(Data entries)
[start]

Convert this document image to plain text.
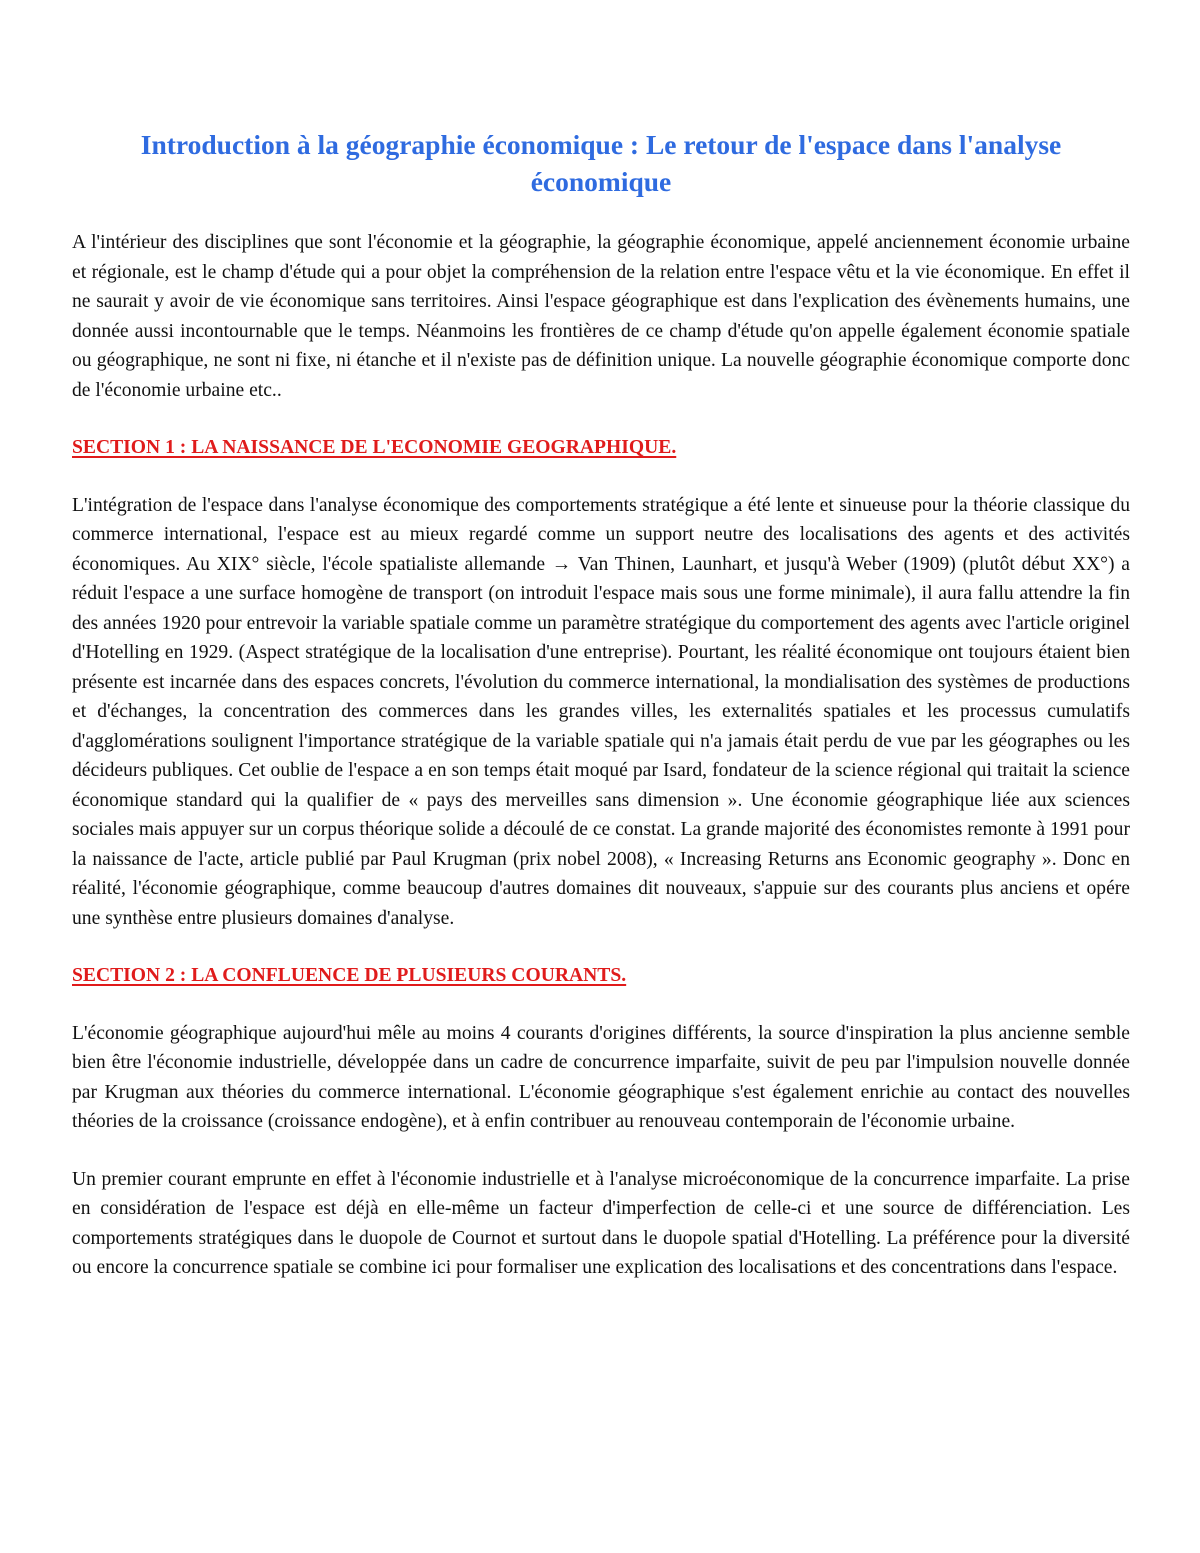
Introduction à la géographie économique : Le retour de l'espace dans l'analyse économique

A l'intérieur des disciplines que sont l'économie et la géographie, la géographie économique, appelé anciennement économie urbaine et régionale, est le champ d'étude qui a pour objet la compréhension de la relation entre l'espace vêtu et la vie économique. En effet il ne saurait y avoir de vie économique sans territoires. Ainsi l'espace géographique est dans l'explication des évènements humains, une donnée aussi incontournable que le temps. Néanmoins les frontières de ce champ d'étude qu'on appelle également économie spatiale ou géographique, ne sont ni fixe, ni étanche et il n'existe pas de définition unique. La nouvelle géographie économique comporte donc de l'économie urbaine etc..

SECTION 1 : LA NAISSANCE DE L'ECONOMIE GEOGRAPHIQUE.

L'intégration de l'espace dans l'analyse économique des comportements stratégique a été lente et sinueuse pour la théorie classique du commerce international, l'espace est au mieux regardé comme un support neutre des localisations des agents et des activités économiques. Au XIX° siècle, l'école spatialiste allemande → Van Thinen, Launhart, et jusqu'à Weber (1909) (plutôt début XX°) a réduit l'espace a une surface homogène de transport (on introduit l'espace mais sous une forme minimale), il aura fallu attendre la fin des années 1920 pour entrevoir la variable spatiale comme un paramètre stratégique du comportement des agents avec l'article originel d'Hotelling en 1929. (Aspect stratégique de la localisation d'une entreprise). Pourtant, les réalité économique ont toujours étaient bien présente est incarnée dans des espaces concrets, l'évolution du commerce international, la mondialisation des systèmes de productions et d'échanges, la concentration des commerces dans les grandes villes, les externalités spatiales et les processus cumulatifs d'agglomérations soulignent l'importance stratégique de la variable spatiale qui n'a jamais était perdu de vue par les géographes ou les décideurs publiques. Cet oublie de l'espace a en son temps était moqué par Isard, fondateur de la science régional qui traitait la science économique standard qui la qualifier de « pays des merveilles sans dimension ». Une économie géographique liée aux sciences sociales mais appuyer sur un corpus théorique solide a découlé de ce constat. La grande majorité des économistes remonte à 1991 pour la naissance de l'acte, article publié par Paul Krugman (prix nobel 2008), « Increasing Returns ans Economic geography ». Donc en réalité, l'économie géographique, comme beaucoup d'autres domaines dit nouveaux, s'appuie sur des courants plus anciens et opére une synthèse entre plusieurs domaines d'analyse.

SECTION 2 : LA CONFLUENCE DE PLUSIEURS COURANTS.

L'économie géographique aujourd'hui mêle au moins 4 courants d'origines différents, la source d'inspiration la plus ancienne semble bien être l'économie industrielle, développée dans un cadre de concurrence imparfaite, suivit de peu par l'impulsion nouvelle donnée par Krugman aux théories du commerce international. L'économie géographique s'est également enrichie au contact des nouvelles théories de la croissance (croissance endogène), et à enfin contribuer au renouveau contemporain de l'économie urbaine.

Un premier courant emprunte en effet à l'économie industrielle et à l'analyse microéconomique de la concurrence imparfaite. La prise en considération de l'espace est déjà en elle-même un facteur d'imperfection de celle-ci et une source de différenciation. Les comportements stratégiques dans le duopole de Cournot et surtout dans le duopole spatial d'Hotelling. La préférence pour la diversité ou encore la concurrence spatiale se combine ici pour formaliser une explication des localisations et des concentrations dans l'espace.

[end]

▶ **Aim**
Leave out the pictures and return every record word for word.

▶ **Completed task**
Convert this document image to plain text.
Introduction à la géographie économique : Le retour de l'espace dans l'analyse économique

A l'intérieur des disciplines que sont l'économie et la géographie, la géographie économique, appelé anciennement économie urbaine et régionale, est le champ d'étude qui a pour objet la compréhension de la relation entre l'espace vêtu et la vie économique. En effet il ne saurait y avoir de vie économique sans territoires. Ainsi l'espace géographique est dans l'explication des évènements humains, une donnée aussi incontournable que le temps. Néanmoins les frontières de ce champ d'étude qu'on appelle également économie spatiale ou géographique, ne sont ni fixe, ni étanche et il n'existe pas de définition unique. La nouvelle géographie économique comporte donc de l'économie urbaine etc..

SECTION 1 : LA NAISSANCE DE L'ECONOMIE GEOGRAPHIQUE.

L'intégration de l'espace dans l'analyse économique des comportements stratégique a été lente et sinueuse pour la théorie classique du commerce international, l'espace est au mieux regardé comme un support neutre des localisations des agents et des activités économiques. Au XIX° siècle, l'école spatialiste allemande → Van Thinen, Launhart, et jusqu'à Weber (1909) (plutôt début XX°) a réduit l'espace a une surface homogène de transport (on introduit l'espace mais sous une forme minimale), il aura fallu attendre la fin des années 1920 pour entrevoir la variable spatiale comme un paramètre stratégique du comportement des agents avec l'article originel d'Hotelling en 1929. (Aspect stratégique de la localisation d'une entreprise). Pourtant, les réalité économique ont toujours étaient bien présente est incarnée dans des espaces concrets, l'évolution du commerce international, la mondialisation des systèmes de productions et d'échanges, la concentration des commerces dans les grandes villes, les externalités spatiales et les processus cumulatifs d'agglomérations soulignent l'importance stratégique de la variable spatiale qui n'a jamais était perdu de vue par les géographes ou les décideurs publiques. Cet oublie de l'espace a en son temps était moqué par Isard, fondateur de la science régional qui traitait la science économique standard qui la qualifier de « pays des merveilles sans dimension ». Une économie géographique liée aux sciences sociales mais appuyer sur un corpus théorique solide a découlé de ce constat. La grande majorité des économistes remonte à 1991 pour la naissance de l'acte, article publié par Paul Krugman (prix nobel 2008), « Increasing Returns ans Economic geography ». Donc en réalité, l'économie géographique, comme beaucoup d'autres domaines dit nouveaux, s'appuie sur des courants plus anciens et opére une synthèse entre plusieurs domaines d'analyse.

SECTION 2 : LA CONFLUENCE DE PLUSIEURS COURANTS.

L'économie géographique aujourd'hui mêle au moins 4 courants d'origines différents, la source d'inspiration la plus ancienne semble bien être l'économie industrielle, développée dans un cadre de concurrence imparfaite, suivit de peu par l'impulsion nouvelle donnée par Krugman aux théories du commerce international. L'économie géographique s'est également enrichie au contact des nouvelles théories de la croissance (croissance endogène), et à enfin contribuer au renouveau contemporain de l'économie urbaine.

Un premier courant emprunte en effet à l'économie industrielle et à l'analyse microéconomique de la concurrence imparfaite. La prise en considération de l'espace est déjà en elle-même un facteur d'imperfection de celle-ci et une source de différenciation. Les comportements stratégiques dans le duopole de Cournot et surtout dans le duopole spatial d'Hotelling. La préférence pour la diversité ou encore la concurrence spatiale se combine ici pour formaliser une explication des localisations et des concentrations dans l'espace.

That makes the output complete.